Task to carry out:
Write out all of the entries exactly, please.

Exercise materials:
>>>

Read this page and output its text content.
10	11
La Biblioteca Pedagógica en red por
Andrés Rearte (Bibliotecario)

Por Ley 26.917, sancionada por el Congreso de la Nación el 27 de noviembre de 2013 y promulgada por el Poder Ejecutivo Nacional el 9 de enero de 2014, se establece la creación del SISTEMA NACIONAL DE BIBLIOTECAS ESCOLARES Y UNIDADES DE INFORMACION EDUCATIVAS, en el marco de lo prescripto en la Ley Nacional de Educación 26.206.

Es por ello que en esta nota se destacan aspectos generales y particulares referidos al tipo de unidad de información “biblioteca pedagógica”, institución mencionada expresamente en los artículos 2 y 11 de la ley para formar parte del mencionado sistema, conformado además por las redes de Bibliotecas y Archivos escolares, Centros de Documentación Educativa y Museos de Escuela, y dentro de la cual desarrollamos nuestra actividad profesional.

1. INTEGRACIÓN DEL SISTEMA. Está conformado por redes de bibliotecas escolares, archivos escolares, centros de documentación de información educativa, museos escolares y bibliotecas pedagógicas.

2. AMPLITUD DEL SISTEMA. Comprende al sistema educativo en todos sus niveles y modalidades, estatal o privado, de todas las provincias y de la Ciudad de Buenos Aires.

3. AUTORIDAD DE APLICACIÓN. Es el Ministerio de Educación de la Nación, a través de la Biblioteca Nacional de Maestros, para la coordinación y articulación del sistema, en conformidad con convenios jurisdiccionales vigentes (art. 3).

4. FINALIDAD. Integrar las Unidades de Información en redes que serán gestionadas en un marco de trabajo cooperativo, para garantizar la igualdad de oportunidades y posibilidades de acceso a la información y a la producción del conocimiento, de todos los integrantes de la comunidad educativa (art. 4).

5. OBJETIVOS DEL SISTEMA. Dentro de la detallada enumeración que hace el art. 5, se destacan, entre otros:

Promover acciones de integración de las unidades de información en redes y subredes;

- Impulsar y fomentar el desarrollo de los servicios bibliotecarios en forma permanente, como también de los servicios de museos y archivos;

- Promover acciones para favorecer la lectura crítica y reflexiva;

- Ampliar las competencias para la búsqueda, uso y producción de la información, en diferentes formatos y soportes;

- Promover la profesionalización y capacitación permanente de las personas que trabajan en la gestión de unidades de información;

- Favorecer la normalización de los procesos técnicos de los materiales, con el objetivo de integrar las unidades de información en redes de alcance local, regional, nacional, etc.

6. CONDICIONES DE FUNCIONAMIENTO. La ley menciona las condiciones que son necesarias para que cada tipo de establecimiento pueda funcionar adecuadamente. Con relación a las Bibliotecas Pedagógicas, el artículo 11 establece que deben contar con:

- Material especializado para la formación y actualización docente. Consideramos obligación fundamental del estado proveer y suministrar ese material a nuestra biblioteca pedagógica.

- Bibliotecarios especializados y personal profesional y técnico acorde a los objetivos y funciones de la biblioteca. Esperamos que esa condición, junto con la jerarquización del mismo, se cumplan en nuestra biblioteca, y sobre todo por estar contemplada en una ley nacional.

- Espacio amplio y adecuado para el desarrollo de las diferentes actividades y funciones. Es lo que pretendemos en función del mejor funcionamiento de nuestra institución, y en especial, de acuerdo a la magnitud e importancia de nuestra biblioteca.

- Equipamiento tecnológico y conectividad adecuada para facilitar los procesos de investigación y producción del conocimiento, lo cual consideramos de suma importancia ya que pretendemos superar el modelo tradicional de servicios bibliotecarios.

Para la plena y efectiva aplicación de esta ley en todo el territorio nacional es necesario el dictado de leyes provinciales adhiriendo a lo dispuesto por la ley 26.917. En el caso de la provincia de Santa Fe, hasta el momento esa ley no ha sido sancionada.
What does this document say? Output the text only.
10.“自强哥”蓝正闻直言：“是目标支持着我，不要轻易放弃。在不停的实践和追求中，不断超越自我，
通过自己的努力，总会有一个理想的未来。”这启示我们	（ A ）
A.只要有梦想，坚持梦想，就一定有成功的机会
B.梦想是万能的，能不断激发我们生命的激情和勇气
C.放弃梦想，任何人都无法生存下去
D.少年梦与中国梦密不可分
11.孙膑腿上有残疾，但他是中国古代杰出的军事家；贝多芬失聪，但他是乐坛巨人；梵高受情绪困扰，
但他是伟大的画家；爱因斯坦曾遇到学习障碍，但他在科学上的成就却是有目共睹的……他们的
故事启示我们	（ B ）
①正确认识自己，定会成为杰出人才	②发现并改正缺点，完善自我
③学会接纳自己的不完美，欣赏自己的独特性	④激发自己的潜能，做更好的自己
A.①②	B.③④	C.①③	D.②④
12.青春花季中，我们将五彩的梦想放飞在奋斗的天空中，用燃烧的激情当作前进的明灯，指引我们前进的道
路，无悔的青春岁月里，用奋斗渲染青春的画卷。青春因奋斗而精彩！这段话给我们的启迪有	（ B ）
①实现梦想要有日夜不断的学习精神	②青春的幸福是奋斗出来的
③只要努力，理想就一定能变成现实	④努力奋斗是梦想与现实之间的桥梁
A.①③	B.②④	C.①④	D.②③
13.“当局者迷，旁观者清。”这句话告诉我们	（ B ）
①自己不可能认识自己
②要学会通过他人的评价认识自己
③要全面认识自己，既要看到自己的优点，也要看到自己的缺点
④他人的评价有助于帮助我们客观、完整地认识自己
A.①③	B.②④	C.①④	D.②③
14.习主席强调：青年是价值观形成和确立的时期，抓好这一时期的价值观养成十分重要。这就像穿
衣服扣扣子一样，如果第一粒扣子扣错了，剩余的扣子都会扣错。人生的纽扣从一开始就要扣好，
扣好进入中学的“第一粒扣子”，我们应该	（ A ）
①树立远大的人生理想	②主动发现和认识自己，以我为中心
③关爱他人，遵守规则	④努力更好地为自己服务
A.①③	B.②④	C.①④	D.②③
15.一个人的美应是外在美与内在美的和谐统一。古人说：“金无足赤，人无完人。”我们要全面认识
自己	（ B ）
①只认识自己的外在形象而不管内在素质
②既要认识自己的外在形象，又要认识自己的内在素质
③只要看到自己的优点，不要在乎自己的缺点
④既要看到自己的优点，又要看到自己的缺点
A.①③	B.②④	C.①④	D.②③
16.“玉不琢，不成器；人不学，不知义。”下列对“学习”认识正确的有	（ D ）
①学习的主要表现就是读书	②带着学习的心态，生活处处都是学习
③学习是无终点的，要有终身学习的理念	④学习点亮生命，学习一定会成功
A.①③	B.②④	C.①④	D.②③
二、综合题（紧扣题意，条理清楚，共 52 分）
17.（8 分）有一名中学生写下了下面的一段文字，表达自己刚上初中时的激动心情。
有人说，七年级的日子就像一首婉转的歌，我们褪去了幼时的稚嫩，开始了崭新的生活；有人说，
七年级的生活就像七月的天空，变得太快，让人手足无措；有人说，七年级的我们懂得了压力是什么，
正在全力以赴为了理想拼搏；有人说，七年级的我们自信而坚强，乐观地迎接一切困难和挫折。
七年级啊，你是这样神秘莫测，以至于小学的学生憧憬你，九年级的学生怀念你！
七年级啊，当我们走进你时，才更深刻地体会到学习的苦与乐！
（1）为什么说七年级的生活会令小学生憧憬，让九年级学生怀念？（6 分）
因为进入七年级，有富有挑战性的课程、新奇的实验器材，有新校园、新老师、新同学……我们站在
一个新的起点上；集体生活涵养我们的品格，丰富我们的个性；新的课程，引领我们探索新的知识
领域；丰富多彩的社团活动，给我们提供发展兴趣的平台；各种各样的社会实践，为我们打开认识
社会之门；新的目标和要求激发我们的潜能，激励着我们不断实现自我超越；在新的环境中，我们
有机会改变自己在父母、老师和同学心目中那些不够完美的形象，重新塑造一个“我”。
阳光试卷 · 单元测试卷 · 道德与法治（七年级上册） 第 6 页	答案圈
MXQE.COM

<<<

Result of this task:
Read this page and output its text content.
10	11
La Biblioteca Pedagógica en red por
Andrés Rearte (Bibliotecario)

Por Ley 26.917, sancionada por el Congreso de la Nación el 27 de noviembre de 2013 y promulgada por el Poder Ejecutivo Nacional el 9 de enero de 2014, se establece la creación del SISTEMA NACIONAL DE BIBLIOTECAS ESCOLARES Y UNIDADES DE INFORMACION EDUCATIVAS, en el marco de lo prescripto en la Ley Nacional de Educación 26.206.

Es por ello que en esta nota se destacan aspectos generales y particulares referidos al tipo de unidad de información “biblioteca pedagógica”, institución mencionada expresamente en los artículos 2 y 11 de la ley para formar parte del mencionado sistema, conformado además por las redes de Bibliotecas y Archivos escolares, Centros de Documentación Educativa y Museos de Escuela, y dentro de la cual desarrollamos nuestra actividad profesional.

1. INTEGRACIÓN DEL SISTEMA. Está conformado por redes de bibliotecas escolares, archivos escolares, centros de documentación de información educativa, museos escolares y bibliotecas pedagógicas.

2. AMPLITUD DEL SISTEMA. Comprende al sistema educativo en todos sus niveles y modalidades, estatal o privado, de todas las provincias y de la Ciudad de Buenos Aires.

3. AUTORIDAD DE APLICACIÓN. Es el Ministerio de Educación de la Nación, a través de la Biblioteca Nacional de Maestros, para la coordinación y articulación del sistema, en conformidad con convenios jurisdiccionales vigentes (art. 3).

4. FINALIDAD. Integrar las Unidades de Información en redes que serán gestionadas en un marco de trabajo cooperativo, para garantizar la igualdad de oportunidades y posibilidades de acceso a la información y a la producción del conocimiento, de todos los integrantes de la comunidad educativa (art. 4).

5. OBJETIVOS DEL SISTEMA. Dentro de la detallada enumeración que hace el art. 5, se destacan, entre otros:

Promover acciones de integración de las unidades de información en redes y subredes;

- Impulsar y fomentar el desarrollo de los servicios bibliotecarios en forma permanente, como también de los servicios de museos y archivos;

- Promover acciones para favorecer la lectura crítica y reflexiva;

- Ampliar las competencias para la búsqueda, uso y producción de la información, en diferentes formatos y soportes;

- Promover la profesionalización y capacitación permanente de las personas que trabajan en la gestión de unidades de información;

- Favorecer la normalización de los procesos técnicos de los materiales, con el objetivo de integrar las unidades de información en redes de alcance local, regional, nacional, etc.

6. CONDICIONES DE FUNCIONAMIENTO. La ley menciona las condiciones que son necesarias para que cada tipo de establecimiento pueda funcionar adecuadamente. Con relación a las Bibliotecas Pedagógicas, el artículo 11 establece que deben contar con:

- Material especializado para la formación y actualización docente. Consideramos obligación fundamental del estado proveer y suministrar ese material a nuestra biblioteca pedagógica.

- Bibliotecarios especializados y personal profesional y técnico acorde a los objetivos y funciones de la biblioteca. Esperamos que esa condición, junto con la jerarquización del mismo, se cumplan en nuestra biblioteca, y sobre todo por estar contemplada en una ley nacional.

- Espacio amplio y adecuado para el desarrollo de las diferentes actividades y funciones. Es lo que pretendemos en función del mejor funcionamiento de nuestra institución, y en especial, de acuerdo a la magnitud e importancia de nuestra biblioteca.

- Equipamiento tecnológico y conectividad adecuada para facilitar los procesos de investigación y producción del conocimiento, lo cual consideramos de suma importancia ya que pretendemos superar el modelo tradicional de servicios bibliotecarios.

Para la plena y efectiva aplicación de esta ley en todo el territorio nacional es necesario el dictado de leyes provinciales adhiriendo a lo dispuesto por la ley 26.917. En el caso de la provincia de Santa Fe, hasta el momento esa ley no ha sido sancionada.
What does this document say? Output the text only.
10.“自强哥”蓝正闻直言：“是目标支持着我，不要轻易放弃。在不停的实践和追求中，不断超越自我，
通过自己的努力，总会有一个理想的未来。”这启示我们	（ A ）
A.只要有梦想，坚持梦想，就一定有成功的机会
B.梦想是万能的，能不断激发我们生命的激情和勇气
C.放弃梦想，任何人都无法生存下去
D.少年梦与中国梦密不可分
11.孙膑腿上有残疾，但他是中国古代杰出的军事家；贝多芬失聪，但他是乐坛巨人；梵高受情绪困扰，
但他是伟大的画家；爱因斯坦曾遇到学习障碍，但他在科学上的成就却是有目共睹的……他们的
故事启示我们	（ B ）
①正确认识自己，定会成为杰出人才	②发现并改正缺点，完善自我
③学会接纳自己的不完美，欣赏自己的独特性	④激发自己的潜能，做更好的自己
A.①②	B.③④	C.①③	D.②④
12.青春花季中，我们将五彩的梦想放飞在奋斗的天空中，用燃烧的激情当作前进的明灯，指引我们前进的道
路，无悔的青春岁月里，用奋斗渲染青春的画卷。青春因奋斗而精彩！这段话给我们的启迪有	（ B ）
①实现梦想要有日夜不断的学习精神	②青春的幸福是奋斗出来的
③只要努力，理想就一定能变成现实	④努力奋斗是梦想与现实之间的桥梁
A.①③	B.②④	C.①④	D.②③
13.“当局者迷，旁观者清。”这句话告诉我们	（ B ）
①自己不可能认识自己
②要学会通过他人的评价认识自己
③要全面认识自己，既要看到自己的优点，也要看到自己的缺点
④他人的评价有助于帮助我们客观、完整地认识自己
A.①③	B.②④	C.①④	D.②③
14.习主席强调：青年是价值观形成和确立的时期，抓好这一时期的价值观养成十分重要。这就像穿
衣服扣扣子一样，如果第一粒扣子扣错了，剩余的扣子都会扣错。人生的纽扣从一开始就要扣好，
扣好进入中学的“第一粒扣子”，我们应该	（ A ）
①树立远大的人生理想	②主动发现和认识自己，以我为中心
③关爱他人，遵守规则	④努力更好地为自己服务
A.①③	B.②④	C.①④	D.②③
15.一个人的美应是外在美与内在美的和谐统一。古人说：“金无足赤，人无完人。”我们要全面认识
自己	（ B ）
①只认识自己的外在形象而不管内在素质
②既要认识自己的外在形象，又要认识自己的内在素质
③只要看到自己的优点，不要在乎自己的缺点
④既要看到自己的优点，又要看到自己的缺点
A.①③	B.②④	C.①④	D.②③
16.“玉不琢，不成器；人不学，不知义。”下列对“学习”认识正确的有	（ D ）
①学习的主要表现就是读书	②带着学习的心态，生活处处都是学习
③学习是无终点的，要有终身学习的理念	④学习点亮生命，学习一定会成功
A.①③	B.②④	C.①④	D.②③
二、综合题（紧扣题意，条理清楚，共 52 分）
17.（8 分）有一名中学生写下了下面的一段文字，表达自己刚上初中时的激动心情。
有人说，七年级的日子就像一首婉转的歌，我们褪去了幼时的稚嫩，开始了崭新的生活；有人说，
七年级的生活就像七月的天空，变得太快，让人手足无措；有人说，七年级的我们懂得了压力是什么，
正在全力以赴为了理想拼搏；有人说，七年级的我们自信而坚强，乐观地迎接一切困难和挫折。
七年级啊，你是这样神秘莫测，以至于小学的学生憧憬你，九年级的学生怀念你！
七年级啊，当我们走进你时，才更深刻地体会到学习的苦与乐！
（1）为什么说七年级的生活会令小学生憧憬，让九年级学生怀念？（6 分）
因为进入七年级，有富有挑战性的课程、新奇的实验器材，有新校园、新老师、新同学……我们站在
一个新的起点上；集体生活涵养我们的品格，丰富我们的个性；新的课程，引领我们探索新的知识
领域；丰富多彩的社团活动，给我们提供发展兴趣的平台；各种各样的社会实践，为我们打开认识
社会之门；新的目标和要求激发我们的潜能，激励着我们不断实现自我超越；在新的环境中，我们
有机会改变自己在父母、老师和同学心目中那些不够完美的形象，重新塑造一个“我”。
阳光试卷 · 单元测试卷 · 道德与法治（七年级上册） 第 6 页	答案圈
MXQE.COM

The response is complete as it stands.